ASSIGNMENT
When you reach the entries below, transcribe each line word for word.
**** STORED DATA
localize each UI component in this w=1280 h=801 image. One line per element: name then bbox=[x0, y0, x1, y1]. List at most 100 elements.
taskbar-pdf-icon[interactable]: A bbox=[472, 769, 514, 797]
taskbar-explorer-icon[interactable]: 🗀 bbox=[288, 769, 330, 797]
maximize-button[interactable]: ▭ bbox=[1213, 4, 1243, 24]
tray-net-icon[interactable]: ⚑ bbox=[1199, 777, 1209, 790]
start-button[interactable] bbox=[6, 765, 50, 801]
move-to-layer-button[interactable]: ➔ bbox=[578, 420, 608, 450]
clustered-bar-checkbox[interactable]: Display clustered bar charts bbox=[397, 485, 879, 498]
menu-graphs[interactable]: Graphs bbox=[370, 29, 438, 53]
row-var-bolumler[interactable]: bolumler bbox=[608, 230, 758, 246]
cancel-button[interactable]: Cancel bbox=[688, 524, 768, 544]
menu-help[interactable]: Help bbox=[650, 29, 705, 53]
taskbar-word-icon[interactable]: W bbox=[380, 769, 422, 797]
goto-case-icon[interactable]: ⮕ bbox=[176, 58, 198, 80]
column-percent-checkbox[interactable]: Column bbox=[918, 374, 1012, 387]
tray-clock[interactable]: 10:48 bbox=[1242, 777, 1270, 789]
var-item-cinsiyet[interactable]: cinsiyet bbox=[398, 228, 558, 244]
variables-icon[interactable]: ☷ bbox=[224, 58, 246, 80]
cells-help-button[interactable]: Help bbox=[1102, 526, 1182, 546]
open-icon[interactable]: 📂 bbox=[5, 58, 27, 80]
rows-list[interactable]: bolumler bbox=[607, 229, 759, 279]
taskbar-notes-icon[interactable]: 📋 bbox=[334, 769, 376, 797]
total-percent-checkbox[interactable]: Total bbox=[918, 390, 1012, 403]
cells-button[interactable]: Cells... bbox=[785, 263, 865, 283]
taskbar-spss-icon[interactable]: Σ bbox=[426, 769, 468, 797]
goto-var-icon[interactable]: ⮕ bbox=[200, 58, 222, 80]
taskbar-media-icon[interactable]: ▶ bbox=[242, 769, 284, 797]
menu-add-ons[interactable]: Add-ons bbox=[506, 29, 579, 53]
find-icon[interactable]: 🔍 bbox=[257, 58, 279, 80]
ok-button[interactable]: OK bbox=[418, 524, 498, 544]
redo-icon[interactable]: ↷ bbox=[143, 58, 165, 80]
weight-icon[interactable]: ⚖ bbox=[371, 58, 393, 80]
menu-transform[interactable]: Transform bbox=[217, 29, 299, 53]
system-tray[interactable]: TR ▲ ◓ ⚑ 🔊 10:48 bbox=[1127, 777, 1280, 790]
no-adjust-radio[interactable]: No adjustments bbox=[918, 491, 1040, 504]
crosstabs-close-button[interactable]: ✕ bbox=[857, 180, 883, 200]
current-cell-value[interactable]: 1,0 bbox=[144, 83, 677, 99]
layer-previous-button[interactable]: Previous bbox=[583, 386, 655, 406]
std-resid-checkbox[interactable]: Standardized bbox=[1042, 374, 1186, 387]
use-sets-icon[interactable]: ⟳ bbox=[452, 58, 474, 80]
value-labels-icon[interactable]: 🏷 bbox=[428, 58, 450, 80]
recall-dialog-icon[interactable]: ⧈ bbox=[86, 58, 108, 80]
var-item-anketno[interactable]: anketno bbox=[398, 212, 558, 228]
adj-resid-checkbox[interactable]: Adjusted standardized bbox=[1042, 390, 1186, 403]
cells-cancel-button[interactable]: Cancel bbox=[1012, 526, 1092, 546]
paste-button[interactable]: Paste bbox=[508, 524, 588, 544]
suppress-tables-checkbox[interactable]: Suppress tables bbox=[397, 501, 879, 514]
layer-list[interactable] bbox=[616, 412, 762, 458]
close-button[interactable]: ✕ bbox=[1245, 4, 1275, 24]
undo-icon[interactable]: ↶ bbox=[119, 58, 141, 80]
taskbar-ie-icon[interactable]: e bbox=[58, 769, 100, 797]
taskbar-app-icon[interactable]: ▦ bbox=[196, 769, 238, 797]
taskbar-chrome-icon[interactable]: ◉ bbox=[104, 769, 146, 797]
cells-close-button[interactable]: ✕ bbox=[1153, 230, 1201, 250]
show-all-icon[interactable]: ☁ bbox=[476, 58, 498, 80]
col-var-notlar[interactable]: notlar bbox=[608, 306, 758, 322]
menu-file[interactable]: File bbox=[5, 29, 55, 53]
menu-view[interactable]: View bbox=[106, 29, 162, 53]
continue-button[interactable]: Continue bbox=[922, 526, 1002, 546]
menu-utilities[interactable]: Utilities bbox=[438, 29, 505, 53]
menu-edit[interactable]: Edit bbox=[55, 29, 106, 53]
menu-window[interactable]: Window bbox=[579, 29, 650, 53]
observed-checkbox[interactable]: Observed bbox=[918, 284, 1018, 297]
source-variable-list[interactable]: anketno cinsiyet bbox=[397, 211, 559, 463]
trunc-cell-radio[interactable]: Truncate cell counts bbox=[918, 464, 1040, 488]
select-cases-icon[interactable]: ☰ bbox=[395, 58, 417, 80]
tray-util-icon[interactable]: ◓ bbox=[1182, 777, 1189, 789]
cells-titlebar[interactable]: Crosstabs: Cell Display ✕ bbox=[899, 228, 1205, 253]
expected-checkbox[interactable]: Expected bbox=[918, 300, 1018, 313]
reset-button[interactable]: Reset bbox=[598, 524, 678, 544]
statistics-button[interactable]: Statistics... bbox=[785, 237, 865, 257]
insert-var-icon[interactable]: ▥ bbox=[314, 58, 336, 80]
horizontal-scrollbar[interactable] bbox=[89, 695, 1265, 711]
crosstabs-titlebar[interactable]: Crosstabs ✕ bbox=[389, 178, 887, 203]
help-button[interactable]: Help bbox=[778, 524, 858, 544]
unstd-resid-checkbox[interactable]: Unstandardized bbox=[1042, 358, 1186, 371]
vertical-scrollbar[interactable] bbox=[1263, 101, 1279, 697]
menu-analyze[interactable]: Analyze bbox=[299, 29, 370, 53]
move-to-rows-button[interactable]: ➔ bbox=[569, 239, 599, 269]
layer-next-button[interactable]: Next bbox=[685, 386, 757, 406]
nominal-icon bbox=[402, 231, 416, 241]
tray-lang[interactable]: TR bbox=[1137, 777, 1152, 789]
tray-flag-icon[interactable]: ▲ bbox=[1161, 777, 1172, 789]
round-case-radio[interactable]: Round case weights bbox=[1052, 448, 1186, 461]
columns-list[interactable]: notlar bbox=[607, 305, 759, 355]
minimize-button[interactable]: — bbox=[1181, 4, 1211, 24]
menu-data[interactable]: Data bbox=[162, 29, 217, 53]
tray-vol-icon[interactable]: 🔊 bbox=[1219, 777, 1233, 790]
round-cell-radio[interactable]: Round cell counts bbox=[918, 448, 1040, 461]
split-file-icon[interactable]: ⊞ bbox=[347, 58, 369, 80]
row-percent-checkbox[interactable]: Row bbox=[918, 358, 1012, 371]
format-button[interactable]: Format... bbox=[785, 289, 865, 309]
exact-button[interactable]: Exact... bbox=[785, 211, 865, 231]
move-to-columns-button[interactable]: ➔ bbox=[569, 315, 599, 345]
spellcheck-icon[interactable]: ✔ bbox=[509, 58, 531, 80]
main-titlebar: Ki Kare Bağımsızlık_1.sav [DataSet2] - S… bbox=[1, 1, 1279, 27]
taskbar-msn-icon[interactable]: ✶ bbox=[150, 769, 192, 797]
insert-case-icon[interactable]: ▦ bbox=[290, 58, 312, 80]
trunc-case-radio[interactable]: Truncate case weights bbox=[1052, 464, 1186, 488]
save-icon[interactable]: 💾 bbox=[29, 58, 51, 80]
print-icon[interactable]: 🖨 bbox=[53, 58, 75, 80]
********
ANSWER
localize each UI component in this w=1280 h=801 image. One line per element: name then bbox=[x0, y0, x1, y1]. List at most 100 elements.
taskbar-pdf-icon[interactable]: A bbox=[472, 769, 514, 797]
taskbar-explorer-icon[interactable]: 🗀 bbox=[288, 769, 330, 797]
maximize-button[interactable]: ▭ bbox=[1213, 4, 1243, 24]
tray-net-icon[interactable]: ⚑ bbox=[1199, 777, 1209, 790]
start-button[interactable] bbox=[6, 765, 50, 801]
move-to-layer-button[interactable]: ➔ bbox=[578, 420, 608, 450]
clustered-bar-checkbox[interactable]: Display clustered bar charts bbox=[397, 485, 879, 498]
menu-graphs[interactable]: Graphs bbox=[370, 29, 438, 53]
row-var-bolumler[interactable]: bolumler bbox=[608, 230, 758, 246]
cancel-button[interactable]: Cancel bbox=[688, 524, 768, 544]
menu-help[interactable]: Help bbox=[650, 29, 705, 53]
taskbar-word-icon[interactable]: W bbox=[380, 769, 422, 797]
goto-case-icon[interactable]: ⮕ bbox=[176, 58, 198, 80]
column-percent-checkbox[interactable]: Column bbox=[918, 374, 1012, 387]
tray-clock[interactable]: 10:48 bbox=[1242, 777, 1270, 789]
var-item-cinsiyet[interactable]: cinsiyet bbox=[398, 228, 558, 244]
variables-icon[interactable]: ☷ bbox=[224, 58, 246, 80]
cells-help-button[interactable]: Help bbox=[1102, 526, 1182, 546]
open-icon[interactable]: 📂 bbox=[5, 58, 27, 80]
rows-list[interactable]: bolumler bbox=[607, 229, 759, 279]
taskbar-notes-icon[interactable]: 📋 bbox=[334, 769, 376, 797]
total-percent-checkbox[interactable]: Total bbox=[918, 390, 1012, 403]
cells-button[interactable]: Cells... bbox=[785, 263, 865, 283]
taskbar-spss-icon[interactable]: Σ bbox=[426, 769, 468, 797]
goto-var-icon[interactable]: ⮕ bbox=[200, 58, 222, 80]
taskbar-media-icon[interactable]: ▶ bbox=[242, 769, 284, 797]
menu-add-ons[interactable]: Add-ons bbox=[506, 29, 579, 53]
find-icon[interactable]: 🔍 bbox=[257, 58, 279, 80]
ok-button[interactable]: OK bbox=[418, 524, 498, 544]
redo-icon[interactable]: ↷ bbox=[143, 58, 165, 80]
weight-icon[interactable]: ⚖ bbox=[371, 58, 393, 80]
menu-transform[interactable]: Transform bbox=[217, 29, 299, 53]
system-tray[interactable]: TR ▲ ◓ ⚑ 🔊 10:48 bbox=[1127, 777, 1280, 790]
no-adjust-radio[interactable]: No adjustments bbox=[918, 491, 1040, 504]
crosstabs-close-button[interactable]: ✕ bbox=[857, 180, 883, 200]
current-cell-value[interactable]: 1,0 bbox=[144, 83, 677, 99]
layer-previous-button[interactable]: Previous bbox=[583, 386, 655, 406]
std-resid-checkbox[interactable]: Standardized bbox=[1042, 374, 1186, 387]
use-sets-icon[interactable]: ⟳ bbox=[452, 58, 474, 80]
value-labels-icon[interactable]: 🏷 bbox=[428, 58, 450, 80]
recall-dialog-icon[interactable]: ⧈ bbox=[86, 58, 108, 80]
var-item-anketno[interactable]: anketno bbox=[398, 212, 558, 228]
adj-resid-checkbox[interactable]: Adjusted standardized bbox=[1042, 390, 1186, 403]
cells-cancel-button[interactable]: Cancel bbox=[1012, 526, 1092, 546]
paste-button[interactable]: Paste bbox=[508, 524, 588, 544]
suppress-tables-checkbox[interactable]: Suppress tables bbox=[397, 501, 879, 514]
layer-list[interactable] bbox=[616, 412, 762, 458]
close-button[interactable]: ✕ bbox=[1245, 4, 1275, 24]
undo-icon[interactable]: ↶ bbox=[119, 58, 141, 80]
taskbar-ie-icon[interactable]: e bbox=[58, 769, 100, 797]
taskbar-app-icon[interactable]: ▦ bbox=[196, 769, 238, 797]
taskbar-chrome-icon[interactable]: ◉ bbox=[104, 769, 146, 797]
cells-close-button[interactable]: ✕ bbox=[1153, 230, 1201, 250]
show-all-icon[interactable]: ☁ bbox=[476, 58, 498, 80]
col-var-notlar[interactable]: notlar bbox=[608, 306, 758, 322]
menu-file[interactable]: File bbox=[5, 29, 55, 53]
menu-view[interactable]: View bbox=[106, 29, 162, 53]
continue-button[interactable]: Continue bbox=[922, 526, 1002, 546]
menu-utilities[interactable]: Utilities bbox=[438, 29, 505, 53]
menu-edit[interactable]: Edit bbox=[55, 29, 106, 53]
menu-window[interactable]: Window bbox=[579, 29, 650, 53]
observed-checkbox[interactable]: Observed bbox=[918, 284, 1018, 297]
source-variable-list[interactable]: anketno cinsiyet bbox=[397, 211, 559, 463]
trunc-cell-radio[interactable]: Truncate cell counts bbox=[918, 464, 1040, 488]
select-cases-icon[interactable]: ☰ bbox=[395, 58, 417, 80]
tray-util-icon[interactable]: ◓ bbox=[1182, 777, 1189, 789]
cells-titlebar[interactable]: Crosstabs: Cell Display ✕ bbox=[899, 228, 1205, 253]
expected-checkbox[interactable]: Expected bbox=[918, 300, 1018, 313]
reset-button[interactable]: Reset bbox=[598, 524, 678, 544]
statistics-button[interactable]: Statistics... bbox=[785, 237, 865, 257]
insert-var-icon[interactable]: ▥ bbox=[314, 58, 336, 80]
horizontal-scrollbar[interactable] bbox=[89, 695, 1265, 711]
crosstabs-titlebar[interactable]: Crosstabs ✕ bbox=[389, 178, 887, 203]
help-button[interactable]: Help bbox=[778, 524, 858, 544]
unstd-resid-checkbox[interactable]: Unstandardized bbox=[1042, 358, 1186, 371]
vertical-scrollbar[interactable] bbox=[1263, 101, 1279, 697]
menu-analyze[interactable]: Analyze bbox=[299, 29, 370, 53]
move-to-rows-button[interactable]: ➔ bbox=[569, 239, 599, 269]
layer-next-button[interactable]: Next bbox=[685, 386, 757, 406]
nominal-icon bbox=[402, 231, 416, 241]
tray-lang[interactable]: TR bbox=[1137, 777, 1152, 789]
tray-flag-icon[interactable]: ▲ bbox=[1161, 777, 1172, 789]
round-case-radio[interactable]: Round case weights bbox=[1052, 448, 1186, 461]
columns-list[interactable]: notlar bbox=[607, 305, 759, 355]
minimize-button[interactable]: — bbox=[1181, 4, 1211, 24]
menu-data[interactable]: Data bbox=[162, 29, 217, 53]
tray-vol-icon[interactable]: 🔊 bbox=[1219, 777, 1233, 790]
round-cell-radio[interactable]: Round cell counts bbox=[918, 448, 1040, 461]
split-file-icon[interactable]: ⊞ bbox=[347, 58, 369, 80]
row-percent-checkbox[interactable]: Row bbox=[918, 358, 1012, 371]
format-button[interactable]: Format... bbox=[785, 289, 865, 309]
exact-button[interactable]: Exact... bbox=[785, 211, 865, 231]
move-to-columns-button[interactable]: ➔ bbox=[569, 315, 599, 345]
spellcheck-icon[interactable]: ✔ bbox=[509, 58, 531, 80]
main-titlebar: Ki Kare Bağımsızlık_1.sav [DataSet2] - S… bbox=[1, 1, 1279, 27]
taskbar-msn-icon[interactable]: ✶ bbox=[150, 769, 192, 797]
insert-case-icon[interactable]: ▦ bbox=[290, 58, 312, 80]
trunc-case-radio[interactable]: Truncate case weights bbox=[1052, 464, 1186, 488]
save-icon[interactable]: 💾 bbox=[29, 58, 51, 80]
print-icon[interactable]: 🖨 bbox=[53, 58, 75, 80]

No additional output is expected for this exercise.